SHORT EXERCISE: Reproduce the entries word for word, and omit any picture you find in them.

DATA FOR THE TASK:
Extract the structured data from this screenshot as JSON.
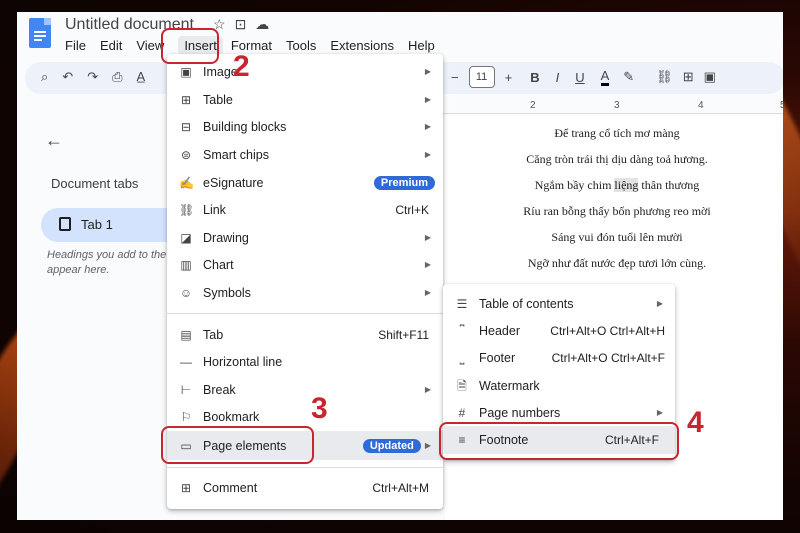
{
  "doc": {
    "title": "Untitled document",
    "star_icon": "star-icon",
    "move_icon": "move-folder-icon",
    "cloud_icon": "cloud-saved-icon"
  },
  "menubar": [
    "File",
    "Edit",
    "View",
    "Insert",
    "Format",
    "Tools",
    "Extensions",
    "Help"
  ],
  "toolbar": {
    "font_size": "11",
    "bold": "B",
    "italic": "I",
    "underline": "U",
    "text_color": "A"
  },
  "ruler": [
    "2",
    "3",
    "4",
    "5"
  ],
  "sidebar": {
    "title": "Document tabs",
    "tab_label": "Tab 1",
    "hint": "Headings you add to the will appear here."
  },
  "poem": [
    "Để trang cổ tích mơ màng",
    "Căng tròn trái thị dịu dàng toả hương.",
    "Ngắm bầy chim liệng thân thương",
    "Ríu ran bỗng thấy bốn phương reo mời",
    "Sáng vui đón tuổi lên mười",
    "Ngỡ như đất nước đẹp tươi lớn cùng."
  ],
  "insert_menu": {
    "image": "Image",
    "table": "Table",
    "building_blocks": "Building blocks",
    "smart_chips": "Smart chips",
    "esignature": "eSignature",
    "premium_badge": "Premium",
    "link": "Link",
    "link_shortcut": "Ctrl+K",
    "drawing": "Drawing",
    "chart": "Chart",
    "symbols": "Symbols",
    "tab": "Tab",
    "tab_shortcut": "Shift+F11",
    "horizontal_line": "Horizontal line",
    "break": "Break",
    "bookmark": "Bookmark",
    "page_elements": "Page elements",
    "updated_badge": "Updated",
    "comment": "Comment",
    "comment_shortcut": "Ctrl+Alt+M"
  },
  "page_elements_menu": {
    "toc": "Table of contents",
    "header": "Header",
    "header_shortcut": "Ctrl+Alt+O Ctrl+Alt+H",
    "footer": "Footer",
    "footer_shortcut": "Ctrl+Alt+O Ctrl+Alt+F",
    "watermark": "Watermark",
    "page_numbers": "Page numbers",
    "footnote": "Footnote",
    "footnote_shortcut": "Ctrl+Alt+F"
  },
  "annotations": {
    "step2": "2",
    "step3": "3",
    "step4": "4"
  },
  "colors": {
    "accent_red": "#c7252f",
    "badge_blue": "#2f6ad9",
    "tab_active": "#d3e3fd"
  }
}
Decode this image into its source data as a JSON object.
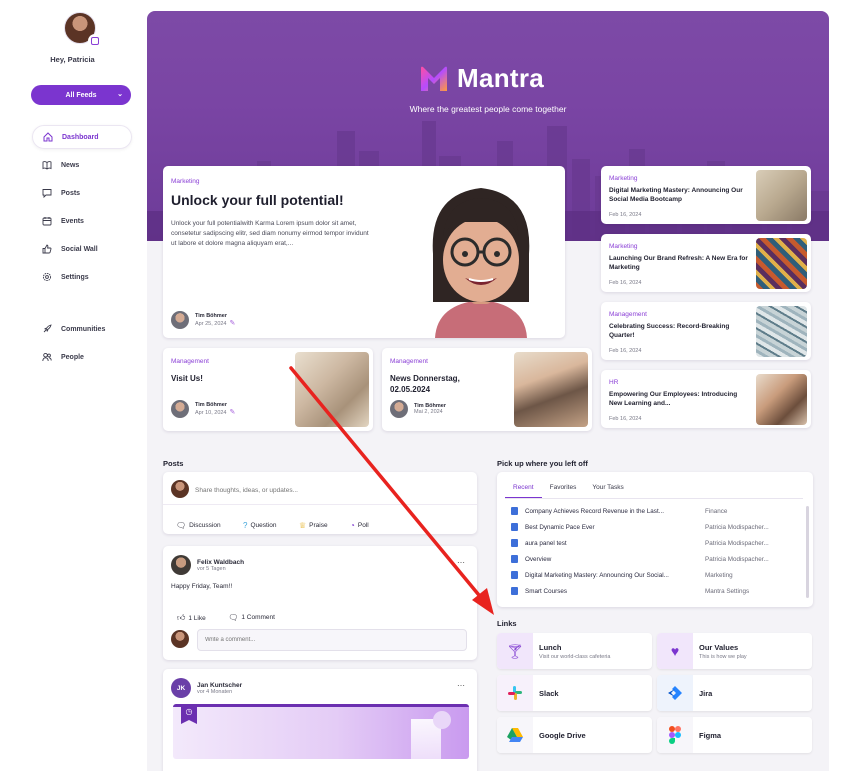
{
  "sidebar": {
    "greeting": "Hey, Patricia",
    "feeds_button": "All Feeds",
    "items": [
      {
        "label": "Dashboard",
        "icon": "home-icon"
      },
      {
        "label": "News",
        "icon": "book-icon"
      },
      {
        "label": "Posts",
        "icon": "chat-icon"
      },
      {
        "label": "Events",
        "icon": "calendar-icon"
      },
      {
        "label": "Social Wall",
        "icon": "thumbs-up-icon"
      },
      {
        "label": "Settings",
        "icon": "gear-icon"
      },
      {
        "label": "Communities",
        "icon": "rocket-icon"
      },
      {
        "label": "People",
        "icon": "people-icon"
      }
    ]
  },
  "hero": {
    "brand": "Mantra",
    "tagline": "Where the greatest people come together"
  },
  "featured": {
    "category": "Marketing",
    "title": "Unlock your full potential!",
    "excerpt": "Unlock your full potentialwith Karma Lorem ipsum dolor sit amet, consetetur sadipscing elitr, sed diam nonumy eirmod tempor invidunt ut labore et dolore magna aliquyam erat,...",
    "author": "Tim Böhmer",
    "date": "Apr 25, 2024"
  },
  "small_cards": [
    {
      "category": "Management",
      "title": "Visit Us!",
      "author": "Tim Böhmer",
      "date": "Apr 10, 2024"
    },
    {
      "category": "Management",
      "title": "News Donnerstag, 02.05.2024",
      "author": "Tim Böhmer",
      "date": "Mai 2, 2024"
    }
  ],
  "side_news": [
    {
      "category": "Marketing",
      "title": "Digital Marketing Mastery: Announcing Our Social Media Bootcamp",
      "date": "Feb 16, 2024"
    },
    {
      "category": "Marketing",
      "title": "Launching Our Brand Refresh: A New Era for Marketing",
      "date": "Feb 16, 2024"
    },
    {
      "category": "Management",
      "title": "Celebrating Success: Record-Breaking Quarter!",
      "date": "Feb 16, 2024"
    },
    {
      "category": "HR",
      "title": "Empowering Our Employees: Introducing New Learning and...",
      "date": "Feb 16, 2024"
    }
  ],
  "posts": {
    "section_title": "Posts",
    "composer_placeholder": "Share thoughts, ideas, or updates...",
    "actions": [
      "Discussion",
      "Question",
      "Praise",
      "Poll"
    ],
    "post1": {
      "author": "Felix Waldbach",
      "time": "vor 5 Tagen",
      "text": "Happy Friday, Team!!",
      "likes": "1 Like",
      "comments": "1 Comment",
      "comment_placeholder": "Write a comment..."
    },
    "post2": {
      "initials": "JK",
      "author": "Jan Kuntscher",
      "time": "vor 4 Monaten"
    }
  },
  "tasks": {
    "section_title": "Pick up where you left off",
    "tabs": [
      "Recent",
      "Favorites",
      "Your Tasks"
    ],
    "rows": [
      {
        "name": "Company Achieves Record Revenue in the Last...",
        "source": "Finance"
      },
      {
        "name": "Best Dynamic Pace Ever",
        "source": "Patricia Modispacher..."
      },
      {
        "name": "aura panel test",
        "source": "Patricia Modispacher..."
      },
      {
        "name": "Overview",
        "source": "Patricia Modispacher..."
      },
      {
        "name": "Digital Marketing Mastery: Announcing Our Social...",
        "source": "Marketing"
      },
      {
        "name": "Smart Courses",
        "source": "Mantra Settings"
      }
    ]
  },
  "links": {
    "section_title": "Links",
    "items": [
      {
        "title": "Lunch",
        "subtitle": "Visit our world-class cafeteria"
      },
      {
        "title": "Our Values",
        "subtitle": "This is how we play"
      },
      {
        "title": "Slack",
        "subtitle": ""
      },
      {
        "title": "Jira",
        "subtitle": ""
      },
      {
        "title": "Google Drive",
        "subtitle": ""
      },
      {
        "title": "Figma",
        "subtitle": ""
      }
    ]
  },
  "colors": {
    "accent": "#7b35cf",
    "hero": "#7a45a4",
    "annotation_arrow": "#e8231f"
  }
}
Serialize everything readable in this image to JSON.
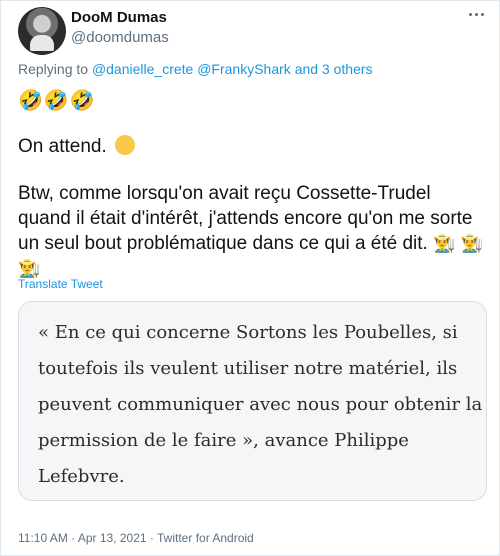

COMPLETE ANSWER:
Extract the structured data from this screenshot as JSON.
{
  "doc": {
    "title": "Untitled document",
    "star_icon": "star-icon",
    "move_icon": "move-folder-icon",
    "cloud_icon": "cloud-saved-icon"
  },
  "menubar": [
    "File",
    "Edit",
    "View",
    "Insert",
    "Format",
    "Tools",
    "Extensions",
    "Help"
  ],
  "toolbar": {
    "font_size": "11",
    "bold": "B",
    "italic": "I",
    "underline": "U",
    "text_color": "A"
  },
  "ruler": [
    "2",
    "3",
    "4",
    "5"
  ],
  "sidebar": {
    "title": "Document tabs",
    "tab_label": "Tab 1",
    "hint": "Headings you add to the will appear here."
  },
  "poem": [
    "Để trang cổ tích mơ màng",
    "Căng tròn trái thị dịu dàng toả hương.",
    "Ngắm bầy chim liệng thân thương",
    "Ríu ran bỗng thấy bốn phương reo mời",
    "Sáng vui đón tuổi lên mười",
    "Ngỡ như đất nước đẹp tươi lớn cùng."
  ],
  "insert_menu": {
    "image": "Image",
    "table": "Table",
    "building_blocks": "Building blocks",
    "smart_chips": "Smart chips",
    "esignature": "eSignature",
    "premium_badge": "Premium",
    "link": "Link",
    "link_shortcut": "Ctrl+K",
    "drawing": "Drawing",
    "chart": "Chart",
    "symbols": "Symbols",
    "tab": "Tab",
    "tab_shortcut": "Shift+F11",
    "horizontal_line": "Horizontal line",
    "break": "Break",
    "bookmark": "Bookmark",
    "page_elements": "Page elements",
    "updated_badge": "Updated",
    "comment": "Comment",
    "comment_shortcut": "Ctrl+Alt+M"
  },
  "page_elements_menu": {
    "toc": "Table of contents",
    "header": "Header",
    "header_shortcut": "Ctrl+Alt+O Ctrl+Alt+H",
    "footer": "Footer",
    "footer_shortcut": "Ctrl+Alt+O Ctrl+Alt+F",
    "watermark": "Watermark",
    "page_numbers": "Page numbers",
    "footnote": "Footnote",
    "footnote_shortcut": "Ctrl+Alt+F"
  },
  "annotations": {
    "step2": "2",
    "step3": "3",
    "step4": "4"
  },
  "colors": {
    "accent_red": "#c7252f",
    "badge_blue": "#2f6ad9",
    "tab_active": "#d3e3fd"
  }
}
Decode this image into its source data as a JSON object.
{
  "sidebar": {
    "greeting": "Hey, Patricia",
    "feeds_button": "All Feeds",
    "items": [
      {
        "label": "Dashboard",
        "icon": "home-icon"
      },
      {
        "label": "News",
        "icon": "book-icon"
      },
      {
        "label": "Posts",
        "icon": "chat-icon"
      },
      {
        "label": "Events",
        "icon": "calendar-icon"
      },
      {
        "label": "Social Wall",
        "icon": "thumbs-up-icon"
      },
      {
        "label": "Settings",
        "icon": "gear-icon"
      },
      {
        "label": "Communities",
        "icon": "rocket-icon"
      },
      {
        "label": "People",
        "icon": "people-icon"
      }
    ]
  },
  "hero": {
    "brand": "Mantra",
    "tagline": "Where the greatest people come together"
  },
  "featured": {
    "category": "Marketing",
    "title": "Unlock your full potential!",
    "excerpt": "Unlock your full potentialwith Karma Lorem ipsum dolor sit amet, consetetur sadipscing elitr, sed diam nonumy eirmod tempor invidunt ut labore et dolore magna aliquyam erat,...",
    "author": "Tim Böhmer",
    "date": "Apr 25, 2024"
  },
  "small_cards": [
    {
      "category": "Management",
      "title": "Visit Us!",
      "author": "Tim Böhmer",
      "date": "Apr 10, 2024"
    },
    {
      "category": "Management",
      "title": "News Donnerstag, 02.05.2024",
      "author": "Tim Böhmer",
      "date": "Mai 2, 2024"
    }
  ],
  "side_news": [
    {
      "category": "Marketing",
      "title": "Digital Marketing Mastery: Announcing Our Social Media Bootcamp",
      "date": "Feb 16, 2024"
    },
    {
      "category": "Marketing",
      "title": "Launching Our Brand Refresh: A New Era for Marketing",
      "date": "Feb 16, 2024"
    },
    {
      "category": "Management",
      "title": "Celebrating Success: Record-Breaking Quarter!",
      "date": "Feb 16, 2024"
    },
    {
      "category": "HR",
      "title": "Empowering Our Employees: Introducing New Learning and...",
      "date": "Feb 16, 2024"
    }
  ],
  "posts": {
    "section_title": "Posts",
    "composer_placeholder": "Share thoughts, ideas, or updates...",
    "actions": [
      "Discussion",
      "Question",
      "Praise",
      "Poll"
    ],
    "post1": {
      "author": "Felix Waldbach",
      "time": "vor 5 Tagen",
      "text": "Happy Friday, Team!!",
      "likes": "1 Like",
      "comments": "1 Comment",
      "comment_placeholder": "Write a comment..."
    },
    "post2": {
      "initials": "JK",
      "author": "Jan Kuntscher",
      "time": "vor 4 Monaten"
    }
  },
  "tasks": {
    "section_title": "Pick up where you left off",
    "tabs": [
      "Recent",
      "Favorites",
      "Your Tasks"
    ],
    "rows": [
      {
        "name": "Company Achieves Record Revenue in the Last...",
        "source": "Finance"
      },
      {
        "name": "Best Dynamic Pace Ever",
        "source": "Patricia Modispacher..."
      },
      {
        "name": "aura panel test",
        "source": "Patricia Modispacher..."
      },
      {
        "name": "Overview",
        "source": "Patricia Modispacher..."
      },
      {
        "name": "Digital Marketing Mastery: Announcing Our Social...",
        "source": "Marketing"
      },
      {
        "name": "Smart Courses",
        "source": "Mantra Settings"
      }
    ]
  },
  "links": {
    "section_title": "Links",
    "items": [
      {
        "title": "Lunch",
        "subtitle": "Visit our world-class cafeteria"
      },
      {
        "title": "Our Values",
        "subtitle": "This is how we play"
      },
      {
        "title": "Slack",
        "subtitle": ""
      },
      {
        "title": "Jira",
        "subtitle": ""
      },
      {
        "title": "Google Drive",
        "subtitle": ""
      },
      {
        "title": "Figma",
        "subtitle": ""
      }
    ]
  },
  "colors": {
    "accent": "#7b35cf",
    "hero": "#7a45a4",
    "annotation_arrow": "#e8231f"
  }
}
Serialize everything readable in this image to JSON.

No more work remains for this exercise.